- _Data rows_:
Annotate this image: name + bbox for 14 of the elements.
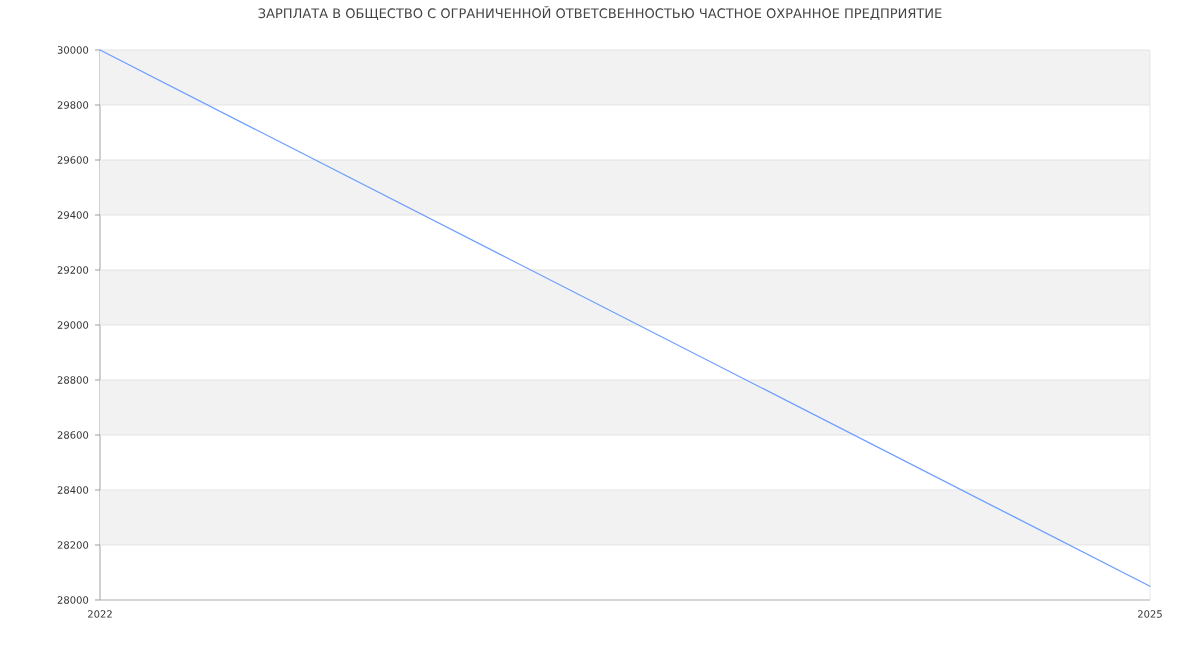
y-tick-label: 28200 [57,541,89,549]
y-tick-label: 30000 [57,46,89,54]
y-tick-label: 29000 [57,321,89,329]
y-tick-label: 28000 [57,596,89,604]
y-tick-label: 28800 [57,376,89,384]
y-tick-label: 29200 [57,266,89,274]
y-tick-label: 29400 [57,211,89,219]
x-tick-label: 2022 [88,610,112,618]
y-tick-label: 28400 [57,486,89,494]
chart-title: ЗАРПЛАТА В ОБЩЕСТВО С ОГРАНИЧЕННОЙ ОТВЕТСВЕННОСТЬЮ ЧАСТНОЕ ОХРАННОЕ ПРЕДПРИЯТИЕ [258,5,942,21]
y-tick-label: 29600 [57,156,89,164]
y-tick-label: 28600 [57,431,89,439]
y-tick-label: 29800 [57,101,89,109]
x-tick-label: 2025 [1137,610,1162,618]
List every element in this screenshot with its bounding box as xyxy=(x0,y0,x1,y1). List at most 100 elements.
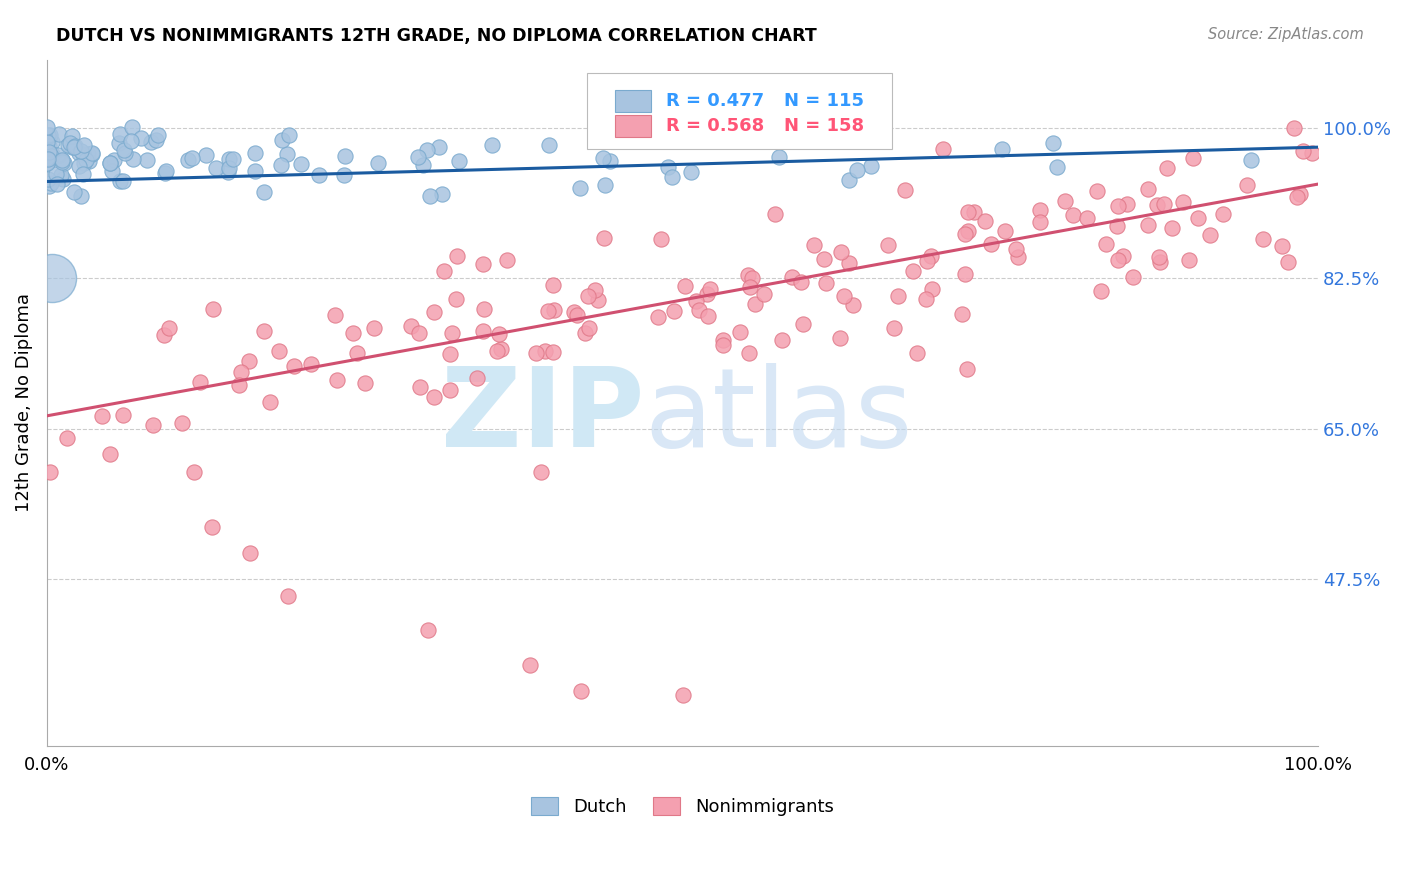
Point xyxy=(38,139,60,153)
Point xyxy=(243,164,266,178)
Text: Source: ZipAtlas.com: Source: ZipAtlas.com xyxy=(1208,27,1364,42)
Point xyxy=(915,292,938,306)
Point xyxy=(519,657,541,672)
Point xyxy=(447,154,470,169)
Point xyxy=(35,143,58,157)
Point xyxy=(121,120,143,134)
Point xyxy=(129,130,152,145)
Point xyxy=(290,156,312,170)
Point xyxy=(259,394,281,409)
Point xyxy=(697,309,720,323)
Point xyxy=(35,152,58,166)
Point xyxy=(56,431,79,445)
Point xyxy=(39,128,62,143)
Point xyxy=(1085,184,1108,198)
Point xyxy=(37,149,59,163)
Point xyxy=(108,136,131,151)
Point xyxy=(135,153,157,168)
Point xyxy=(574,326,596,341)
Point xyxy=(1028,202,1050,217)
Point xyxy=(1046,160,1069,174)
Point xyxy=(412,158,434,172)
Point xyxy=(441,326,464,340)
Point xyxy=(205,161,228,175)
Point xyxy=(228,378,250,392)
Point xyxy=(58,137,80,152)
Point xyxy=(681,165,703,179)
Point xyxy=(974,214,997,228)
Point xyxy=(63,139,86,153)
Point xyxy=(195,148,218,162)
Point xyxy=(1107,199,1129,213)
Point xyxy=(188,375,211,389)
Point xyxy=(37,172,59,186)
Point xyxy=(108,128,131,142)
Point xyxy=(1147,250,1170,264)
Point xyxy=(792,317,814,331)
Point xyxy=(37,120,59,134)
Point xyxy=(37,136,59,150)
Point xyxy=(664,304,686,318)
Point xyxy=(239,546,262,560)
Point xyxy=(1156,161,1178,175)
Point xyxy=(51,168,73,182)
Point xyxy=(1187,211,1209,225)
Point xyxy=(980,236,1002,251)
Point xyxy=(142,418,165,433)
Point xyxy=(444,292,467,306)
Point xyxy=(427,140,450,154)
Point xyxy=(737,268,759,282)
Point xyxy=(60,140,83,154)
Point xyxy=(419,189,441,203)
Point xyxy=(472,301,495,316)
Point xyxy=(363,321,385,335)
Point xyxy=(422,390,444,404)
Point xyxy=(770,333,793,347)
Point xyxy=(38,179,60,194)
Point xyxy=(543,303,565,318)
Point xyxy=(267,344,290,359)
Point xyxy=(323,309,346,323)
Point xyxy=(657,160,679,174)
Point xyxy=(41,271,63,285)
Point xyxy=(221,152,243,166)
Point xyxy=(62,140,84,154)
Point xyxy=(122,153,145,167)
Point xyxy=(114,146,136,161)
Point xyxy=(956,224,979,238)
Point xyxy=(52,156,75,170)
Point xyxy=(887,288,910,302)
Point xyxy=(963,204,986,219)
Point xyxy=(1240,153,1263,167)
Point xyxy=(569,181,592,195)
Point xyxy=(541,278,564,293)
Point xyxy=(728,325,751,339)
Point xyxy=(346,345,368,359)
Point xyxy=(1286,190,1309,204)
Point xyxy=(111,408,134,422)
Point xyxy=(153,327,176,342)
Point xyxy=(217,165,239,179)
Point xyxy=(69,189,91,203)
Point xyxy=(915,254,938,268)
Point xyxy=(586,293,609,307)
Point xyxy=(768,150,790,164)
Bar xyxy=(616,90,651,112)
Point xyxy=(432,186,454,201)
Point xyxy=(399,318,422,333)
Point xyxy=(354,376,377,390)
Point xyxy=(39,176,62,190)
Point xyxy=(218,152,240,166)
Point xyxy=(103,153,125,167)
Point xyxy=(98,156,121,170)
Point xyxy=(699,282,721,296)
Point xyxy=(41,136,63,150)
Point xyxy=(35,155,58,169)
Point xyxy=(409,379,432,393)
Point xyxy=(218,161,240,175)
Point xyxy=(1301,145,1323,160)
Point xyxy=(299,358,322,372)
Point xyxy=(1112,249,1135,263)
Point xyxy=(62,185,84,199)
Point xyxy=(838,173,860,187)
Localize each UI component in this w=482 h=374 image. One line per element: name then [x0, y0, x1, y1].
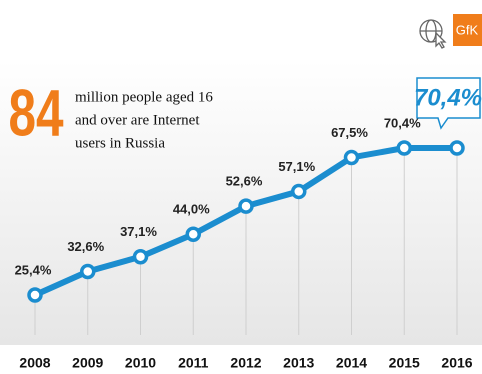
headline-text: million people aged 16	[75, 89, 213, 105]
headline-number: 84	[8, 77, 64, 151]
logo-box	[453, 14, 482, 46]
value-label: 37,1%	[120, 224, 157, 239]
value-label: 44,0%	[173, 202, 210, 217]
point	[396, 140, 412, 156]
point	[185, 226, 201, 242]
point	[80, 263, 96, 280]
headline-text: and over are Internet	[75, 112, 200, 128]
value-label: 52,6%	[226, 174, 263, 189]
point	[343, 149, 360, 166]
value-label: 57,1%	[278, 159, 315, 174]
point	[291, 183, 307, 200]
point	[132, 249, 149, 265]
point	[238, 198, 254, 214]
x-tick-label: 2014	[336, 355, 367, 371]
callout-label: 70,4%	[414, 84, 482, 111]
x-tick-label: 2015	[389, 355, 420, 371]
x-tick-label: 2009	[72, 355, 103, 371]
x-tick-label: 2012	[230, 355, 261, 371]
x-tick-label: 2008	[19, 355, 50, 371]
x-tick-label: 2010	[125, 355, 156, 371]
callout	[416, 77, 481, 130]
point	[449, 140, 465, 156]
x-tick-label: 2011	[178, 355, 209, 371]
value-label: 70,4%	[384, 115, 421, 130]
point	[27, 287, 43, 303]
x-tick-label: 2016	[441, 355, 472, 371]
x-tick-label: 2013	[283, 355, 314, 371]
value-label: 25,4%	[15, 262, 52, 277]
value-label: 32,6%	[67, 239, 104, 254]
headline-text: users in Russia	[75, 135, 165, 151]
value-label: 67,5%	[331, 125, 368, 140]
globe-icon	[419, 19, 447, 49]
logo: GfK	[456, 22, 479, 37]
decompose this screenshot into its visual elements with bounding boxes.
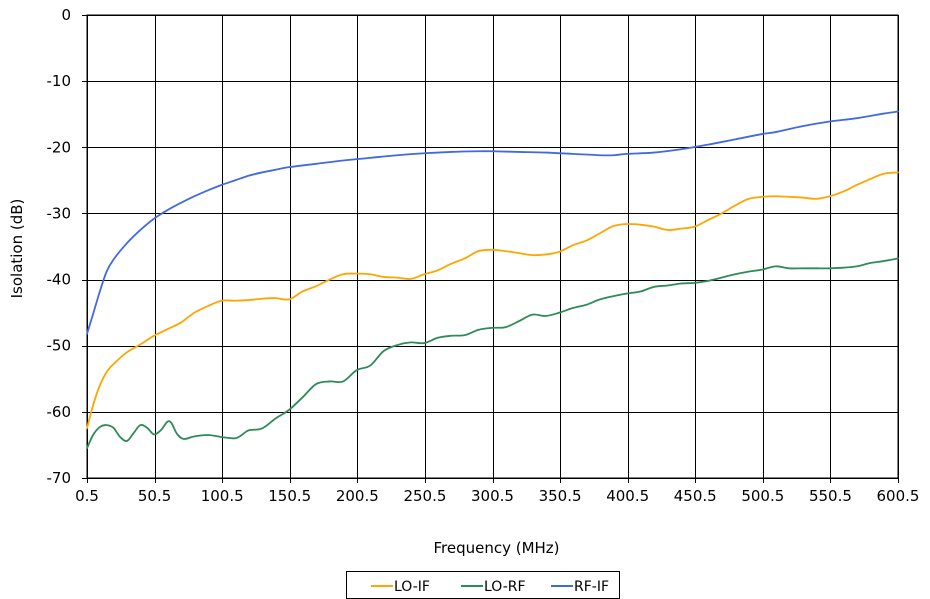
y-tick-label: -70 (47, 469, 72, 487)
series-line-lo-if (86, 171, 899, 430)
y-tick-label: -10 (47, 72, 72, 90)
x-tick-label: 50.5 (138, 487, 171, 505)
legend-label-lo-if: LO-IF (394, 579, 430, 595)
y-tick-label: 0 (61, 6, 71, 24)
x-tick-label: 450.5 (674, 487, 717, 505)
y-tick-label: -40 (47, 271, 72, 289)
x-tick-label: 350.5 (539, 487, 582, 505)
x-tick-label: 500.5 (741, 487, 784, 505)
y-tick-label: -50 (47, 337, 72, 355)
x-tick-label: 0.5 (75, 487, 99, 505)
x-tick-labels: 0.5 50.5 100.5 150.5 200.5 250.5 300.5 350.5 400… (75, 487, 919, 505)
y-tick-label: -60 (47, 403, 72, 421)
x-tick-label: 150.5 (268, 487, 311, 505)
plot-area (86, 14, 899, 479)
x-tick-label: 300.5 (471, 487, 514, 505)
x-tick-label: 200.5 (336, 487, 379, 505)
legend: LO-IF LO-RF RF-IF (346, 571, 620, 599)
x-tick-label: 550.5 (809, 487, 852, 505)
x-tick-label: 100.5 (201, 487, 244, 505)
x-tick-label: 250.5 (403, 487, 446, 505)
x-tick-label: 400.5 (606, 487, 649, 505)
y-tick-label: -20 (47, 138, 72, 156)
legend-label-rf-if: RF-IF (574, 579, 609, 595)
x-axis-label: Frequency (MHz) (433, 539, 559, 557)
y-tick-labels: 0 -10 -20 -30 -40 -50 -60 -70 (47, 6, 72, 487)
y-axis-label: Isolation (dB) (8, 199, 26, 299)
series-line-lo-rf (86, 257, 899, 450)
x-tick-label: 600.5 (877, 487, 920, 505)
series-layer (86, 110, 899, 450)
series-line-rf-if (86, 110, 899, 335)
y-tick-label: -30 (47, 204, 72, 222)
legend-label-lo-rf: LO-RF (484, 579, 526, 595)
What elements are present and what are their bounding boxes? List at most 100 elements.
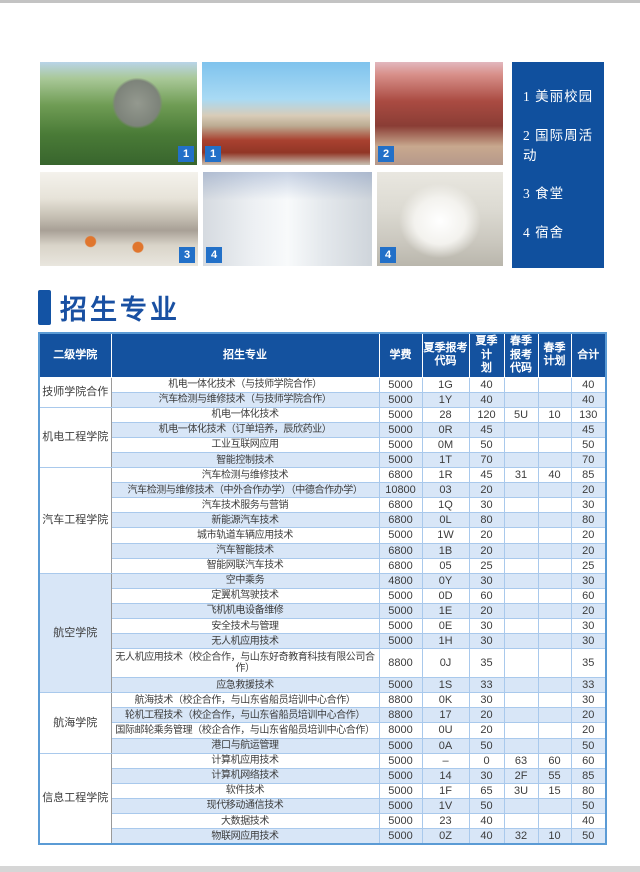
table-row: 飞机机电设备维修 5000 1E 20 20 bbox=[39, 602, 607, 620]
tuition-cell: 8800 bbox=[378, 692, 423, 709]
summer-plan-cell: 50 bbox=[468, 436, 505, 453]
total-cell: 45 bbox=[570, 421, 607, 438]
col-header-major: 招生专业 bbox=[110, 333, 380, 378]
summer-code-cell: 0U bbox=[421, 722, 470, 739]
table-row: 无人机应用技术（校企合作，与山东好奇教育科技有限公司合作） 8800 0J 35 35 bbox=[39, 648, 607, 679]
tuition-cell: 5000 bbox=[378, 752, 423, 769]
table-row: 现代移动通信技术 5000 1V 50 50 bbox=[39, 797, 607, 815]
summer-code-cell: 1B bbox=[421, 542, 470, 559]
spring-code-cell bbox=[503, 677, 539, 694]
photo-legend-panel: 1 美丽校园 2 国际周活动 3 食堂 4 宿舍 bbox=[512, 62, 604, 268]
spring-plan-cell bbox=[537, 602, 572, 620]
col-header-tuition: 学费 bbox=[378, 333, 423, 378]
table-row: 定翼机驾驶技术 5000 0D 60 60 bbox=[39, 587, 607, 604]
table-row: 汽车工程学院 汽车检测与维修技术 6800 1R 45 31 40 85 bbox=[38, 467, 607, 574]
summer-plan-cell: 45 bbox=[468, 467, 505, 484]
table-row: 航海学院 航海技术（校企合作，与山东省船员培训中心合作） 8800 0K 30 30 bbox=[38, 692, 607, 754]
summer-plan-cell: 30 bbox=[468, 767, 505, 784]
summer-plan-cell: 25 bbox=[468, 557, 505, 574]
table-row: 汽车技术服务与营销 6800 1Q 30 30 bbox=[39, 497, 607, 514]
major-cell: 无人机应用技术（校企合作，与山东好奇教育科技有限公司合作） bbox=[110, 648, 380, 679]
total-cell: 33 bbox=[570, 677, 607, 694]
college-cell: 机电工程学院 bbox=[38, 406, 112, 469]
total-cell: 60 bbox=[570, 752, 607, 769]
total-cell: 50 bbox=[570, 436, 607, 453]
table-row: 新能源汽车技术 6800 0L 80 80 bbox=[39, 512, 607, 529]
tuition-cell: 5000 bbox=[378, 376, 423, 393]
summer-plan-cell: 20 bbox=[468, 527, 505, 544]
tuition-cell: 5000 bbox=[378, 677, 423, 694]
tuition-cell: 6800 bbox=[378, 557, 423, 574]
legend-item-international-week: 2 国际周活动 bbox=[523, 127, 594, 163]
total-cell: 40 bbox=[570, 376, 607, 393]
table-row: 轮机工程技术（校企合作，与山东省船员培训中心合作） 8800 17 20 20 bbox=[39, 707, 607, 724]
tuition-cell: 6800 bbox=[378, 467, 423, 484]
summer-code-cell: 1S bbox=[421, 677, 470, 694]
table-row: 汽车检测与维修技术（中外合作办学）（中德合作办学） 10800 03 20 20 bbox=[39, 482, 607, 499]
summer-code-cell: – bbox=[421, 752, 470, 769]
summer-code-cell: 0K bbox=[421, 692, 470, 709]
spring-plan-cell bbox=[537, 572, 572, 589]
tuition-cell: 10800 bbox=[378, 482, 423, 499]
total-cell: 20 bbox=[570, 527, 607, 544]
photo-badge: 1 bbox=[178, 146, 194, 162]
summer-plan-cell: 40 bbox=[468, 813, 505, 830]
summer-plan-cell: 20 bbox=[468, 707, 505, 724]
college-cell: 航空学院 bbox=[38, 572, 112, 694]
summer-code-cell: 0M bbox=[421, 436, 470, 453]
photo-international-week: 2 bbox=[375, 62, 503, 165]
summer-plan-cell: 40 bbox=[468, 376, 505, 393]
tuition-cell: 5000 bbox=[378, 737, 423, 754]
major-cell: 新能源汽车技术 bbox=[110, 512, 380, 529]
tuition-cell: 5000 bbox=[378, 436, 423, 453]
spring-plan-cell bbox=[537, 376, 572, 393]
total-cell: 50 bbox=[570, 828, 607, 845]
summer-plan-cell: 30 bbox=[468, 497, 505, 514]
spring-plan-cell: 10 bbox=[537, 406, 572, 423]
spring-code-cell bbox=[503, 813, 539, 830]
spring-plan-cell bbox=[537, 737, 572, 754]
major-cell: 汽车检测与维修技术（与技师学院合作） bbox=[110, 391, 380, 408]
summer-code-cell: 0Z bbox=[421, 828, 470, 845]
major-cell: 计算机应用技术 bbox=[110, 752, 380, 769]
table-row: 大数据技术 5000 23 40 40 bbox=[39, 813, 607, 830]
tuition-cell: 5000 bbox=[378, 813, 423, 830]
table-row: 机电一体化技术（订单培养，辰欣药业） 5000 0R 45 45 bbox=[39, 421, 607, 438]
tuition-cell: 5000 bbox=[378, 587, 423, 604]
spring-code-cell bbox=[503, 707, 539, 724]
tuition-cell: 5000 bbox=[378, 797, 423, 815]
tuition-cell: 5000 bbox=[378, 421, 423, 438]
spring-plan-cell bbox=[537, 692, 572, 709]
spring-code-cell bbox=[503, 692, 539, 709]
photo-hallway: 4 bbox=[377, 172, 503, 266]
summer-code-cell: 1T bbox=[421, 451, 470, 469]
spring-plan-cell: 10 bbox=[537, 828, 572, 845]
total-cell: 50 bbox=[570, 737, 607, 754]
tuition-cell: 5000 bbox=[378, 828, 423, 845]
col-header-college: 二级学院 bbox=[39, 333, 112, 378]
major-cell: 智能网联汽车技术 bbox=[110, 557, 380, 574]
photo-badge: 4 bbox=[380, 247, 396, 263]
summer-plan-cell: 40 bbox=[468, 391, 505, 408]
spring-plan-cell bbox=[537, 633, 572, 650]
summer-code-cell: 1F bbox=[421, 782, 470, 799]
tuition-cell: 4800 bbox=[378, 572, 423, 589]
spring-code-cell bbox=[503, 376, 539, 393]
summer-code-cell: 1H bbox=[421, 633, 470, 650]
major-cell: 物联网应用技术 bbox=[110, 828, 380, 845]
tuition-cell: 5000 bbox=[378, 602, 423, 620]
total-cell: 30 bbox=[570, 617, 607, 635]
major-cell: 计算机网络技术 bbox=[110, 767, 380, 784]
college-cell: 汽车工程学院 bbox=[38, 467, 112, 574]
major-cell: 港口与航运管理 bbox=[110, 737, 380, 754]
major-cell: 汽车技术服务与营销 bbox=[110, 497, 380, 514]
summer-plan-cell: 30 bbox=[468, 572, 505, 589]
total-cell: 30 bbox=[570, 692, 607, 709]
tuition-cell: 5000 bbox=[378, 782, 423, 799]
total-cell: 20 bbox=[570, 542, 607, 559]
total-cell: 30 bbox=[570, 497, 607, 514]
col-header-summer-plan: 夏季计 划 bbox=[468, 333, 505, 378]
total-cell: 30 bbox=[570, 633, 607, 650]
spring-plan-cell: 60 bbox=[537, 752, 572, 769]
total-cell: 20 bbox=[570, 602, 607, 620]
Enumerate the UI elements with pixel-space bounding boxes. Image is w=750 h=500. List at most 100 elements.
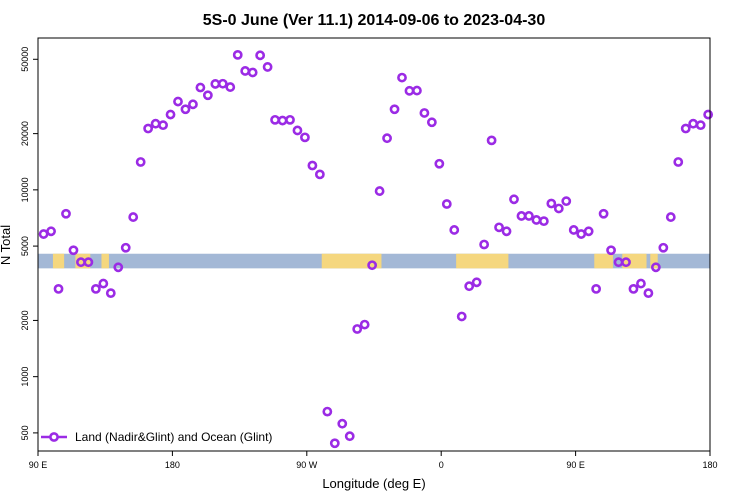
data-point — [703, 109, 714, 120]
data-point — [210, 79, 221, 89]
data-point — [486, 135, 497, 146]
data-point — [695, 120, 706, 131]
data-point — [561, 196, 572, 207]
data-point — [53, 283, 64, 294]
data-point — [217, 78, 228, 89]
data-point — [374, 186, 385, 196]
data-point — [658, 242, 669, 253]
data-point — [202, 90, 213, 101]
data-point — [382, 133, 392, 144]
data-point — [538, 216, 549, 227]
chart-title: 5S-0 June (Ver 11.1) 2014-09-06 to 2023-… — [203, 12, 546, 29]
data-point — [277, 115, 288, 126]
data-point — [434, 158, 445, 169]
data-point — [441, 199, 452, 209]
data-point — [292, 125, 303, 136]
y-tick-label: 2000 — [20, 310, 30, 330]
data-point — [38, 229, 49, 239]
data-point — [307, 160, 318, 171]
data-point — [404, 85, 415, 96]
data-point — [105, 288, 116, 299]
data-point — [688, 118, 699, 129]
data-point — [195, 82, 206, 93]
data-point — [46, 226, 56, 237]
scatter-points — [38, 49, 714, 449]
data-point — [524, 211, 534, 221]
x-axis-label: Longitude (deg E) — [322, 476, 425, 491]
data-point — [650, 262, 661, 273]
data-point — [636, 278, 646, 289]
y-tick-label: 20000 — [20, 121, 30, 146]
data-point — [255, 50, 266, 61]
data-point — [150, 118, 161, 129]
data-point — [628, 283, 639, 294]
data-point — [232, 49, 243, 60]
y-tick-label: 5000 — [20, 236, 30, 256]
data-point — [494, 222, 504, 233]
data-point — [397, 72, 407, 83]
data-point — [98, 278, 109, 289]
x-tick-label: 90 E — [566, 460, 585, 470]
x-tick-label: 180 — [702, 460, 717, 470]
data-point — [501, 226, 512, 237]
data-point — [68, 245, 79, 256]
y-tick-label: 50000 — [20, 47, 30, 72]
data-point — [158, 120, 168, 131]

- _What is required_: Reproduce word for word the stretch of the records from the line containing "y-tick-label: -70 (47, 469, 72, 487)" through the line containing "x-tick-labels: 0.5 50.5", with both of those lines included.

- _Problem solution_:
y-tick-label: -70 (47, 469, 72, 487)
series-line-lo-if (86, 171, 899, 430)
y-tick-label: -10 (47, 72, 72, 90)
x-tick-label: 50.5 (138, 487, 171, 505)
legend-label-lo-if: LO-IF (394, 579, 430, 595)
y-tick-label: 0 (61, 6, 71, 24)
x-tick-label: 450.5 (674, 487, 717, 505)
y-tick-label: -40 (47, 271, 72, 289)
x-tick-label: 350.5 (539, 487, 582, 505)
x-tick-label: 500.5 (741, 487, 784, 505)
y-tick-label: -50 (47, 337, 72, 355)
x-tick-label: 0.5 (75, 487, 99, 505)
x-tick-labels: 0.5 50.5 100.5 150.5 200.5 250.5 300.5 350.5 400… (75, 487, 919, 505)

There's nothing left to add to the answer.